_What you have to do:_ Go through the material and tally the lines containing the string "ราษฎร". Give the total alone.

_Working data:_
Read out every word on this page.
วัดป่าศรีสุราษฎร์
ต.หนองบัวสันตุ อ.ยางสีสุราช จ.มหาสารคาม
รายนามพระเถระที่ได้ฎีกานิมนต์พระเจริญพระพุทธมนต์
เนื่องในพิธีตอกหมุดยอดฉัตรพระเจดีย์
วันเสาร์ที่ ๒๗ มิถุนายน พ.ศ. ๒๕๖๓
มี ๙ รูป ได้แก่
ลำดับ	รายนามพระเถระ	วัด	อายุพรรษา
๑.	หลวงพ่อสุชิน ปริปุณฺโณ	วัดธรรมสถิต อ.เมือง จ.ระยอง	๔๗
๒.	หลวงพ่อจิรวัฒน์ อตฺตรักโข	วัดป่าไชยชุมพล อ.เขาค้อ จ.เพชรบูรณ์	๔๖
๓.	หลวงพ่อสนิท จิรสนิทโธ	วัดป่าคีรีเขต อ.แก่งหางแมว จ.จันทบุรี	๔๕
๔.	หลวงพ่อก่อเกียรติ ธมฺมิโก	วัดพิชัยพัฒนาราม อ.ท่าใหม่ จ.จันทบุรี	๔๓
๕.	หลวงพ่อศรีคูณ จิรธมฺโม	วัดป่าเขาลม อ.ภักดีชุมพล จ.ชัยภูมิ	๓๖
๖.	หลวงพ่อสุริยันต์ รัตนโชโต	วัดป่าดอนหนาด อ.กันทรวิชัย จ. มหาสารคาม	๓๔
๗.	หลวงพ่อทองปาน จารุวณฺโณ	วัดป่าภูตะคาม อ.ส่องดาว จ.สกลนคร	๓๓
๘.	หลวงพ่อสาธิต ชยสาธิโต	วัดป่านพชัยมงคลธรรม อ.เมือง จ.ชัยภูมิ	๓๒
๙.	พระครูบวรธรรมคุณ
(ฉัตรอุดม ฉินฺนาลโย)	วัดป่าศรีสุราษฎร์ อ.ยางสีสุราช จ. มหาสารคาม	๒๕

_The answer:_ 2